**Texto de la página:**
════════════════════
El doctor Roth quiere desarrollar un ARE en forma de fármaco inyectable que evite el daño tisular potencial al detener un infarto. Este ocurre cuando se reanuda el flujo sanguíneo normal: la corriente repentina de oxígeno puede dañar permanentemente las células del corazón y provocar cardiopatías crónicas (la principal causa de muerte en el mundo).
La investigación actual de Roth en cerdos muestra que si se inyecta un ARE antes de que se elimine la obstrucción, es posible evitar destruir el músculo cardiaco.
Las pruebas en humanos, específicamente en víctimas de infartos, ya están en marcha. Roth dice que, algún día, los ARE podrían tener una gran variedad de aplicaciones médicas, incluido el uso en trasplantes de órganos y extremidades.
El doctor Sam Tisherman detesta el término “animación suspendida”. Como director del Centro de Cuidados Intensivos y Educación en Traumatismos de la Facultad de Medicina de la Universidad de Maryland en Baltimore, prefiere decir “preservación de emergencia y resucitación”.
“Queremos preservar a la persona el tiempo suficiente para detener la hemorragia y poder reanimarla”.
A diferencia del método del doctor Roth, el enfoque del doctor Tisherman es enfriar a los pacientes hasta la hipotermia, induciendo básicamente el mismo estado en el que estaba Dwyer.
Para lograrlo, reemplaza la sangre con una solución salina extremadamente fría; esto reduce muy rápido la temperatura corporal del paciente a unos 10 o 12 grados Celsius. Si funciona, podría salvar muchas vidas.
El cuidado de rutina para las víctimas de traumatismos, como heridas de bala, por lo general implica insertar un tubo traqueal y luego usar catéteres intravenosos para reemplazar los líquidos y la sangre mientras un cirujano intenta reparar el daño antes de que falle el corazón del paciente.
════════════════════
Datos de segmentación de página
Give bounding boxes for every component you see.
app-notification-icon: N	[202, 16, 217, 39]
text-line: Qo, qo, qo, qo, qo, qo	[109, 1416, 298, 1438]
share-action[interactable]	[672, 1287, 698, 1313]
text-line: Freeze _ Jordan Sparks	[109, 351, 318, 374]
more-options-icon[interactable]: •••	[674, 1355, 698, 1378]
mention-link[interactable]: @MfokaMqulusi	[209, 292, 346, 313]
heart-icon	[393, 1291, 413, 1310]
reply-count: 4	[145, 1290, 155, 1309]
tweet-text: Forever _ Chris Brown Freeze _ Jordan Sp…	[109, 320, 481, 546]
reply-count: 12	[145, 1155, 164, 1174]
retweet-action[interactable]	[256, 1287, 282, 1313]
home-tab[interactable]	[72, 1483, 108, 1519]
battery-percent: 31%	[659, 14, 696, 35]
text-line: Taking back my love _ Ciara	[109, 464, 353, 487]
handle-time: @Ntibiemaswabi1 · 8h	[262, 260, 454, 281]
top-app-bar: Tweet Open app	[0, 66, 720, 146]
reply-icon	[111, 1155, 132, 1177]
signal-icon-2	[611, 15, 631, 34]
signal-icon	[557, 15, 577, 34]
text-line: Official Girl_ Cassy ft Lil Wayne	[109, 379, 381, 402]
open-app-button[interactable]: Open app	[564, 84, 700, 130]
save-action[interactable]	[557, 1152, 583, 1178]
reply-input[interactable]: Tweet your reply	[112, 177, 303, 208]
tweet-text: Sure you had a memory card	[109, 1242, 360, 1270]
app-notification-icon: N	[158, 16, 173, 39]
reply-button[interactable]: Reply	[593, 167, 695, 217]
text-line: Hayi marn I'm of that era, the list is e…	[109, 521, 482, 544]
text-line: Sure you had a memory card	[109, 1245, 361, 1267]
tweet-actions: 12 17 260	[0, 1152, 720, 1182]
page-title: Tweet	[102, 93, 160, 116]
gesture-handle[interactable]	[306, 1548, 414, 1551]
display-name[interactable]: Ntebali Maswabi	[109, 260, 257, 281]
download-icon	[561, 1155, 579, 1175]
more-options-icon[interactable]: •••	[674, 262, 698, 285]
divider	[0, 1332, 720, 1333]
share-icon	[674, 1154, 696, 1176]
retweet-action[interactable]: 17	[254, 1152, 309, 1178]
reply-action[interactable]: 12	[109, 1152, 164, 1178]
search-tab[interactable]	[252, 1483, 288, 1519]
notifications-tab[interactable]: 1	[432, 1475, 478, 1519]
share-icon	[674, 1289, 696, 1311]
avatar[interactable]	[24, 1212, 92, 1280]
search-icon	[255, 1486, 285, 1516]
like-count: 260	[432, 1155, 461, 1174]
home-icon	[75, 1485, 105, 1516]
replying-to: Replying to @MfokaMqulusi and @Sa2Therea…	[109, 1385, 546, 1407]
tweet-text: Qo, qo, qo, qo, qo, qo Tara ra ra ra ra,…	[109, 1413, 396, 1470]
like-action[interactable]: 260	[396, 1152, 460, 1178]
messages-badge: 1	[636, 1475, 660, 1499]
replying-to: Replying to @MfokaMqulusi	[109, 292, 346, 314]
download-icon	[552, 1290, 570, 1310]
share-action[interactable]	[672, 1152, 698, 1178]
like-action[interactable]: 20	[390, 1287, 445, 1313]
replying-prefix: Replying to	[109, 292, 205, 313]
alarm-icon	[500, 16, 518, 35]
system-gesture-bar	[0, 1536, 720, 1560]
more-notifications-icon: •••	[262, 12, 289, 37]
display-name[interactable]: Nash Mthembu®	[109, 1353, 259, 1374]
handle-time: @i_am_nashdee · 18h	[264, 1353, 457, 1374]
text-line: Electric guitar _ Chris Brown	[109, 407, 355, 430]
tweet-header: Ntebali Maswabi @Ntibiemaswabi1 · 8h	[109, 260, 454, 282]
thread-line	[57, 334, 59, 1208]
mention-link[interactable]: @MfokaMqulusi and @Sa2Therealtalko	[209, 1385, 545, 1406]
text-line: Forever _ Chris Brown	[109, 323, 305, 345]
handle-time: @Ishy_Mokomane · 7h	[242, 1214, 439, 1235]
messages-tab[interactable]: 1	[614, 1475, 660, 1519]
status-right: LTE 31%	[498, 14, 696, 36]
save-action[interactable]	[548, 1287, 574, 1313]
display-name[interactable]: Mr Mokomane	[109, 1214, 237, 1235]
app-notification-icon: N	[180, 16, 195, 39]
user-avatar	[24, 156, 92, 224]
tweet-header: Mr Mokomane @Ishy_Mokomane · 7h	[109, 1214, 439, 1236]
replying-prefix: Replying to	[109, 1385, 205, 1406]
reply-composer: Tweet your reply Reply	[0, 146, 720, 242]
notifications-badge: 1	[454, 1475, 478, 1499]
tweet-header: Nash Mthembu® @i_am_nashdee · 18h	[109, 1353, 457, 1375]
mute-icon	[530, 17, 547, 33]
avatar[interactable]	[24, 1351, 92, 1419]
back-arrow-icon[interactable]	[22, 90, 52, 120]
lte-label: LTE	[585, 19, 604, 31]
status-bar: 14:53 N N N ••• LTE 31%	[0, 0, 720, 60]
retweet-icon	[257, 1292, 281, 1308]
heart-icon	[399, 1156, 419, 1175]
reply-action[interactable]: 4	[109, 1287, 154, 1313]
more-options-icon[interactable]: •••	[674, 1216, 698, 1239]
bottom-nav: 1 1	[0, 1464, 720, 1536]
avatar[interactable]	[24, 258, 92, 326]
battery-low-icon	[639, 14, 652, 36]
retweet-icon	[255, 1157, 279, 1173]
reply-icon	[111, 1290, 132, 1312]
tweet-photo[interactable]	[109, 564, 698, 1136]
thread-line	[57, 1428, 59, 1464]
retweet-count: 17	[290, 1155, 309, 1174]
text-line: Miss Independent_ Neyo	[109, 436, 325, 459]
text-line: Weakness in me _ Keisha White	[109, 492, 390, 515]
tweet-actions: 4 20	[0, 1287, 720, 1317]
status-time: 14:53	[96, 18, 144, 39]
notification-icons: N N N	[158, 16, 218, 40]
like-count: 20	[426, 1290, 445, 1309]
════════════════════
**Preguntas por responder:**
A. Según el texto de la página, ¿hasta qué temperatura baja la solución salina fría la temperatura corporal del paciente?
B. Explica, de acuerdo con el texto de la página, por qué detener un infarto puede causar daño al corazón.
C. Prosigue el texto de la página a partir de su última oración.

**Resultados del ejercicio:**
A. Hasta unos 10 o 12 grados Celsius.

B. El daño ocurre cuando se reanuda el flujo sanguíneo normal. La corriente repentina de oxígeno puede dañar permanentemente las células del corazón y provocar cardiopatías crónicas.

C.
“Es una carrera contra el tiempo”, afirma el doctor Tisherman, “y solo 5 por ciento de las personas con paro cardiaco ocasionado por traumatismo sobreviven”.
Provocar hipotermia podría darles a los cirujanos hasta una hora para operar. Después podrían reanudar el flujo sanguíneo y recalentar gradualmente al paciente.
El doctor Tisherman y sus colegas han pasado más de dos décadas perfeccionando su procedimiento en animales. En 2014, la Administración de Alimentos y Medicamentos de Estados Unidos les autorizó hacer las primeras pruebas en humanos.
Si en estas se obtiene el mismo éxito, la intervención podría duplicar las probabilidades de supervivencia.
Tras cuatro viajes a Irak y Afganistán, el coronel Matthew Martin estaba buscando los mismos resultados que Tisherman sin usar un equipo extenso, imposible de llevar al frente. Esto implicaba usar productos químicos, no frío, para lentificar el reloj biológico.
“El objetivo es crear una terapia de bolsillo”, dice Martin. “Que un médico pueda llevar un fármaco en el pantalón, sacar una jeringa, inyectar a un soldado herido de gravedad y comenzar el proceso de animación suspendida, dándole al paciente más tiempo de vida para llegar a un quirófano”.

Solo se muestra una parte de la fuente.